— BEGIN Data listing —

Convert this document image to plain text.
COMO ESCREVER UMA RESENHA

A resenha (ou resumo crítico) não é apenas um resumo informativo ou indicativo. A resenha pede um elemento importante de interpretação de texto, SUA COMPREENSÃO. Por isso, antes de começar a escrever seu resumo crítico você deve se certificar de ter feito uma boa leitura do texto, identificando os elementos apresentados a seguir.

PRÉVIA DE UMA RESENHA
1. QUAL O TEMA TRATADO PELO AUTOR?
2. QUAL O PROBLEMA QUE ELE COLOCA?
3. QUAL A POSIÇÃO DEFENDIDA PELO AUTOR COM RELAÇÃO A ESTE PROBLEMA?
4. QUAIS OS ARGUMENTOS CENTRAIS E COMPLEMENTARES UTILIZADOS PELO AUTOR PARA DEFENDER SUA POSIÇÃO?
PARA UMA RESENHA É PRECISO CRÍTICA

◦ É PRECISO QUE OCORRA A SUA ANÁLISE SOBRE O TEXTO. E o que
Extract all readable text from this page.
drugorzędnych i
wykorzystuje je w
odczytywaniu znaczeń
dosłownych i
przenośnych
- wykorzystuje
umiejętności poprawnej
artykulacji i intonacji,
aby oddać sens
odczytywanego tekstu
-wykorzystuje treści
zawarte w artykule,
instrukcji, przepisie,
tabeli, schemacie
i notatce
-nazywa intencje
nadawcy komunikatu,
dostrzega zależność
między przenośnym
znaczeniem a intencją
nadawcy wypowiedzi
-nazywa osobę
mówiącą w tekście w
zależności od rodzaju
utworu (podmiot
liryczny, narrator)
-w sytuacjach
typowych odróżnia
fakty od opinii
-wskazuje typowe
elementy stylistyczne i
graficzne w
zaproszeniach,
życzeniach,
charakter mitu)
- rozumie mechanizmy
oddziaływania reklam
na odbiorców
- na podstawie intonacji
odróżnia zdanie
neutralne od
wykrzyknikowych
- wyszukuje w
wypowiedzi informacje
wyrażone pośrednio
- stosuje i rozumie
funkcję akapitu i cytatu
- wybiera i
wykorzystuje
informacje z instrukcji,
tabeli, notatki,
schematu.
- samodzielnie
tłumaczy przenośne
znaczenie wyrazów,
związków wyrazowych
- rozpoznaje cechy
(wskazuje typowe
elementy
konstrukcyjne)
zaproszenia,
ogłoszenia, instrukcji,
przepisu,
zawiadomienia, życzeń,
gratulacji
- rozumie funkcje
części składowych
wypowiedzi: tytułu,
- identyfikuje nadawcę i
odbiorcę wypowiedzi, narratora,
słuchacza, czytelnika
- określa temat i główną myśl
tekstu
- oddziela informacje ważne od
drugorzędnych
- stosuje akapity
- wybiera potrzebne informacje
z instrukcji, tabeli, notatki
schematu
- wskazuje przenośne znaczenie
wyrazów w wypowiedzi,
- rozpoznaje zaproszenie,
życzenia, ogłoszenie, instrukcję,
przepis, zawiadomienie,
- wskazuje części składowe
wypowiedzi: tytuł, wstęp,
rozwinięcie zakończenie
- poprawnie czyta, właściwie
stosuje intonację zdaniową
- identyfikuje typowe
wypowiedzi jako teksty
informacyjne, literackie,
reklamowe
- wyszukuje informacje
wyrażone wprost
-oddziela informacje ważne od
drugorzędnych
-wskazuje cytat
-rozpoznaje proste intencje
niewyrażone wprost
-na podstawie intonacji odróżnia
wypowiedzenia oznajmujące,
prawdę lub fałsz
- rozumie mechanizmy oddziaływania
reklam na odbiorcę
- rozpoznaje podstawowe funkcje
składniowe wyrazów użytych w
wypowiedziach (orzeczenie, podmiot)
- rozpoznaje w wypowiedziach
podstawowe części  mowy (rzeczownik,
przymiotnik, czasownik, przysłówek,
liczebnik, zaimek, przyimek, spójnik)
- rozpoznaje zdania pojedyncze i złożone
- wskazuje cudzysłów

— END Data listing —

Write the material out again in its entirety, exactly as shown.

■ **Solution for this exercise**
Convert this document image to plain text.
COMO ESCREVER UMA RESENHA

A resenha (ou resumo crítico) não é apenas um resumo informativo ou indicativo. A resenha pede um elemento importante de interpretação de texto, SUA COMPREENSÃO. Por isso, antes de começar a escrever seu resumo crítico você deve se certificar de ter feito uma boa leitura do texto, identificando os elementos apresentados a seguir.

PRÉVIA DE UMA RESENHA
1. QUAL O TEMA TRATADO PELO AUTOR?
2. QUAL O PROBLEMA QUE ELE COLOCA?
3. QUAL A POSIÇÃO DEFENDIDA PELO AUTOR COM RELAÇÃO A ESTE PROBLEMA?
4. QUAIS OS ARGUMENTOS CENTRAIS E COMPLEMENTARES UTILIZADOS PELO AUTOR PARA DEFENDER SUA POSIÇÃO?
PARA UMA RESENHA É PRECISO CRÍTICA

◦ É PRECISO QUE OCORRA A SUA ANÁLISE SOBRE O TEXTO. E o que
Extract all readable text from this page.
drugorzędnych i
wykorzystuje je w
odczytywaniu znaczeń
dosłownych i
przenośnych
- wykorzystuje
umiejętności poprawnej
artykulacji i intonacji,
aby oddać sens
odczytywanego tekstu
-wykorzystuje treści
zawarte w artykule,
instrukcji, przepisie,
tabeli, schemacie
i notatce
-nazywa intencje
nadawcy komunikatu,
dostrzega zależność
między przenośnym
znaczeniem a intencją
nadawcy wypowiedzi
-nazywa osobę
mówiącą w tekście w
zależności od rodzaju
utworu (podmiot
liryczny, narrator)
-w sytuacjach
typowych odróżnia
fakty od opinii
-wskazuje typowe
elementy stylistyczne i
graficzne w
zaproszeniach,
życzeniach,
charakter mitu)
- rozumie mechanizmy
oddziaływania reklam
na odbiorców
- na podstawie intonacji
odróżnia zdanie
neutralne od
wykrzyknikowych
- wyszukuje w
wypowiedzi informacje
wyrażone pośrednio
- stosuje i rozumie
funkcję akapitu i cytatu
- wybiera i
wykorzystuje
informacje z instrukcji,
tabeli, notatki,
schematu.
- samodzielnie
tłumaczy przenośne
znaczenie wyrazów,
związków wyrazowych
- rozpoznaje cechy
(wskazuje typowe
elementy
konstrukcyjne)
zaproszenia,
ogłoszenia, instrukcji,
przepisu,
zawiadomienia, życzeń,
gratulacji
- rozumie funkcje
części składowych
wypowiedzi: tytułu,
- identyfikuje nadawcę i
odbiorcę wypowiedzi, narratora,
słuchacza, czytelnika
- określa temat i główną myśl
tekstu
- oddziela informacje ważne od
drugorzędnych
- stosuje akapity
- wybiera potrzebne informacje
z instrukcji, tabeli, notatki
schematu
- wskazuje przenośne znaczenie
wyrazów w wypowiedzi,
- rozpoznaje zaproszenie,
życzenia, ogłoszenie, instrukcję,
przepis, zawiadomienie,
- wskazuje części składowe
wypowiedzi: tytuł, wstęp,
rozwinięcie zakończenie
- poprawnie czyta, właściwie
stosuje intonację zdaniową
- identyfikuje typowe
wypowiedzi jako teksty
informacyjne, literackie,
reklamowe
- wyszukuje informacje
wyrażone wprost
-oddziela informacje ważne od
drugorzędnych
-wskazuje cytat
-rozpoznaje proste intencje
niewyrażone wprost
-na podstawie intonacji odróżnia
wypowiedzenia oznajmujące,
prawdę lub fałsz
- rozumie mechanizmy oddziaływania
reklam na odbiorcę
- rozpoznaje podstawowe funkcje
składniowe wyrazów użytych w
wypowiedziach (orzeczenie, podmiot)
- rozpoznaje w wypowiedziach
podstawowe części  mowy (rzeczownik,
przymiotnik, czasownik, przysłówek,
liczebnik, zaimek, przyimek, spójnik)
- rozpoznaje zdania pojedyncze i złożone
- wskazuje cudzysłów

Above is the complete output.